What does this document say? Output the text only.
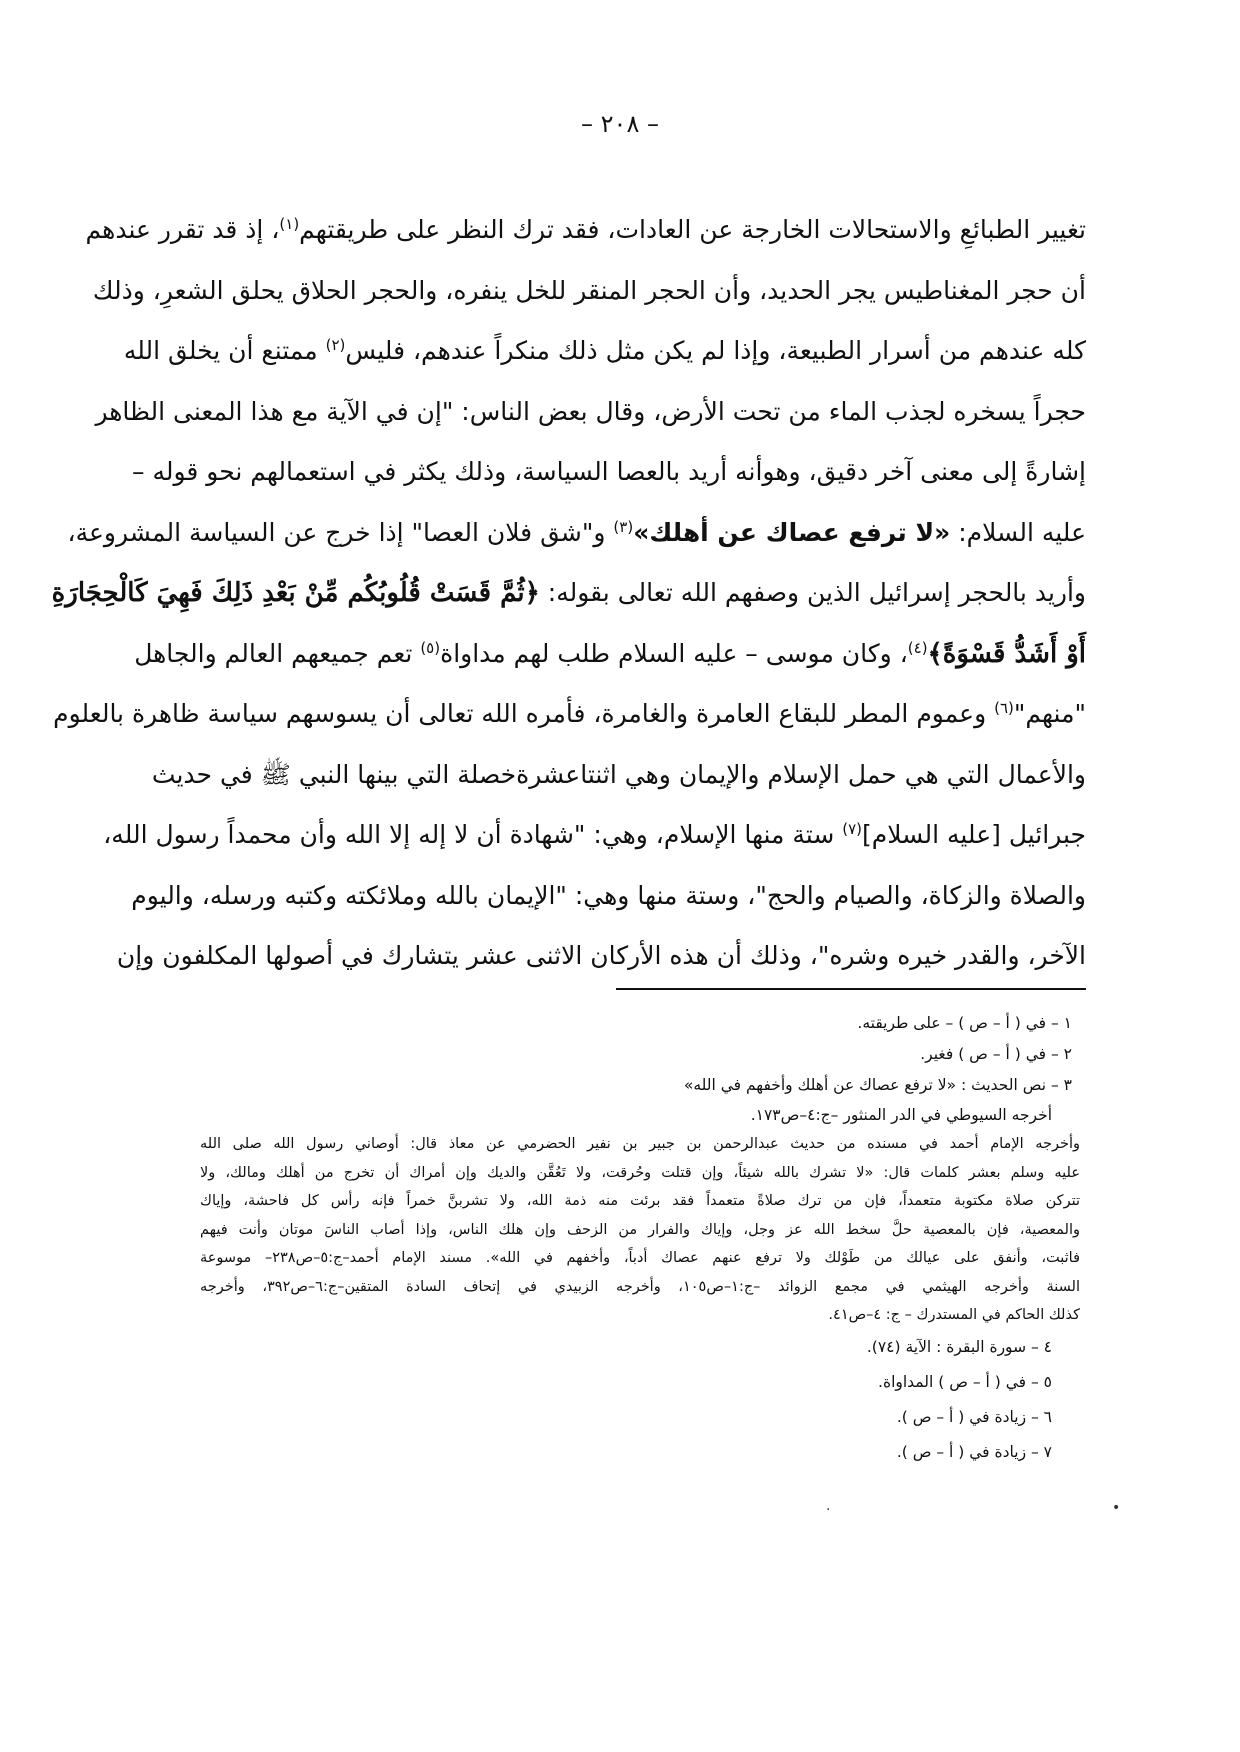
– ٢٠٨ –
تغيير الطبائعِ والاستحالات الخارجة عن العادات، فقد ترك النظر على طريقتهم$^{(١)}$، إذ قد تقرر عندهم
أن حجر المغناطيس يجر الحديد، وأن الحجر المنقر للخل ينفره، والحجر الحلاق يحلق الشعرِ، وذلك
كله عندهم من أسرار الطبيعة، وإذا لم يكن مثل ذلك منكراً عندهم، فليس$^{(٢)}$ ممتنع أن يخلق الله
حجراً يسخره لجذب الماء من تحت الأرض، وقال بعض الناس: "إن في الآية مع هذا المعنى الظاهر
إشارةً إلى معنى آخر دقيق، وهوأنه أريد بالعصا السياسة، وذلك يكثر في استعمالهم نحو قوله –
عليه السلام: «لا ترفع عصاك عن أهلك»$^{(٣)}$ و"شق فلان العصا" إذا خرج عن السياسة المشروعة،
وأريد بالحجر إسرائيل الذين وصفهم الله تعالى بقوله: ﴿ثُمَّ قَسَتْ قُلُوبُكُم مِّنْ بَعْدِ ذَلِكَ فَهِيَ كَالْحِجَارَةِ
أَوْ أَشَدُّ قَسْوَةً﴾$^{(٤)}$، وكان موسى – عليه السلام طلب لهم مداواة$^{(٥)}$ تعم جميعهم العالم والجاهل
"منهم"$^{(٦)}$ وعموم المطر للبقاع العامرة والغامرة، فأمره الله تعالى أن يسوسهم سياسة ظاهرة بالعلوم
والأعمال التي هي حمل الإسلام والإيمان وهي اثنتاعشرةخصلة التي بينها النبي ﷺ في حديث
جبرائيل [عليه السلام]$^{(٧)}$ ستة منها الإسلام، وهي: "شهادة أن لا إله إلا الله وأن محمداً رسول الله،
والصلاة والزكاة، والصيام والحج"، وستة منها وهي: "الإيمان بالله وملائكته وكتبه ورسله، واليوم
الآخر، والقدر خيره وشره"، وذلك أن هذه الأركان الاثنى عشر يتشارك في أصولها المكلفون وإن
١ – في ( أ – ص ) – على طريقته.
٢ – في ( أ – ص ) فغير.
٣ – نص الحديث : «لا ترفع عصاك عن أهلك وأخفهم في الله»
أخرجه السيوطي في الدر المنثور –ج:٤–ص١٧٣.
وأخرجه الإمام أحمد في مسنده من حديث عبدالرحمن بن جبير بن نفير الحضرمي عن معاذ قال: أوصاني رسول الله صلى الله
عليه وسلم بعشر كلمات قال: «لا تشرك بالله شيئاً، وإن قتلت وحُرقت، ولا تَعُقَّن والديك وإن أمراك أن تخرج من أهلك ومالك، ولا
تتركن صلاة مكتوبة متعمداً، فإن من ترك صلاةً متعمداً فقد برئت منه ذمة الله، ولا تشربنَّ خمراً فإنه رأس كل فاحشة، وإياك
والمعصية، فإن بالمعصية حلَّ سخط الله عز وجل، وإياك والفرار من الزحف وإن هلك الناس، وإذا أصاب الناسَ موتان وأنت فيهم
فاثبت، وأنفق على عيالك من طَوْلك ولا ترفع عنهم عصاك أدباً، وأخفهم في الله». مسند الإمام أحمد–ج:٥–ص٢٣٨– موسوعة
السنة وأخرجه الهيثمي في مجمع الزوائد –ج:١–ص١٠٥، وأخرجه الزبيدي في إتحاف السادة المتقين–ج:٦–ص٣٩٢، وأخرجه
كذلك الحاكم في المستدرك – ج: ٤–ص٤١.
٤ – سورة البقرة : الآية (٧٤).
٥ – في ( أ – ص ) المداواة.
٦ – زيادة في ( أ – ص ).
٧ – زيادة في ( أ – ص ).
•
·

## What you have to do
Keep the pictures out of your copy, and repeat every entry above exactly.

## Worked solution
What does this document say? Output the text only.
– ٢٠٨ –
تغيير الطبائعِ والاستحالات الخارجة عن العادات، فقد ترك النظر على طريقتهم$^{(١)}$، إذ قد تقرر عندهم
أن حجر المغناطيس يجر الحديد، وأن الحجر المنقر للخل ينفره، والحجر الحلاق يحلق الشعرِ، وذلك
كله عندهم من أسرار الطبيعة، وإذا لم يكن مثل ذلك منكراً عندهم، فليس$^{(٢)}$ ممتنع أن يخلق الله
حجراً يسخره لجذب الماء من تحت الأرض، وقال بعض الناس: "إن في الآية مع هذا المعنى الظاهر
إشارةً إلى معنى آخر دقيق، وهوأنه أريد بالعصا السياسة، وذلك يكثر في استعمالهم نحو قوله –
عليه السلام: «لا ترفع عصاك عن أهلك»$^{(٣)}$ و"شق فلان العصا" إذا خرج عن السياسة المشروعة،
وأريد بالحجر إسرائيل الذين وصفهم الله تعالى بقوله: ﴿ثُمَّ قَسَتْ قُلُوبُكُم مِّنْ بَعْدِ ذَلِكَ فَهِيَ كَالْحِجَارَةِ
أَوْ أَشَدُّ قَسْوَةً﴾$^{(٤)}$، وكان موسى – عليه السلام طلب لهم مداواة$^{(٥)}$ تعم جميعهم العالم والجاهل
"منهم"$^{(٦)}$ وعموم المطر للبقاع العامرة والغامرة، فأمره الله تعالى أن يسوسهم سياسة ظاهرة بالعلوم
والأعمال التي هي حمل الإسلام والإيمان وهي اثنتاعشرةخصلة التي بينها النبي ﷺ في حديث
جبرائيل [عليه السلام]$^{(٧)}$ ستة منها الإسلام، وهي: "شهادة أن لا إله إلا الله وأن محمداً رسول الله،
والصلاة والزكاة، والصيام والحج"، وستة منها وهي: "الإيمان بالله وملائكته وكتبه ورسله، واليوم
الآخر، والقدر خيره وشره"، وذلك أن هذه الأركان الاثنى عشر يتشارك في أصولها المكلفون وإن
١ – في ( أ – ص ) – على طريقته.
٢ – في ( أ – ص ) فغير.
٣ – نص الحديث : «لا ترفع عصاك عن أهلك وأخفهم في الله»
أخرجه السيوطي في الدر المنثور –ج:٤–ص١٧٣.
وأخرجه الإمام أحمد في مسنده من حديث عبدالرحمن بن جبير بن نفير الحضرمي عن معاذ قال: أوصاني رسول الله صلى الله
عليه وسلم بعشر كلمات قال: «لا تشرك بالله شيئاً، وإن قتلت وحُرقت، ولا تَعُقَّن والديك وإن أمراك أن تخرج من أهلك ومالك، ولا
تتركن صلاة مكتوبة متعمداً، فإن من ترك صلاةً متعمداً فقد برئت منه ذمة الله، ولا تشربنَّ خمراً فإنه رأس كل فاحشة، وإياك
والمعصية، فإن بالمعصية حلَّ سخط الله عز وجل، وإياك والفرار من الزحف وإن هلك الناس، وإذا أصاب الناسَ موتان وأنت فيهم
فاثبت، وأنفق على عيالك من طَوْلك ولا ترفع عنهم عصاك أدباً، وأخفهم في الله». مسند الإمام أحمد–ج:٥–ص٢٣٨– موسوعة
السنة وأخرجه الهيثمي في مجمع الزوائد –ج:١–ص١٠٥، وأخرجه الزبيدي في إتحاف السادة المتقين–ج:٦–ص٣٩٢، وأخرجه
كذلك الحاكم في المستدرك – ج: ٤–ص٤١.
٤ – سورة البقرة : الآية (٧٤).
٥ – في ( أ – ص ) المداواة.
٦ – زيادة في ( أ – ص ).
٧ – زيادة في ( أ – ص ).
•
·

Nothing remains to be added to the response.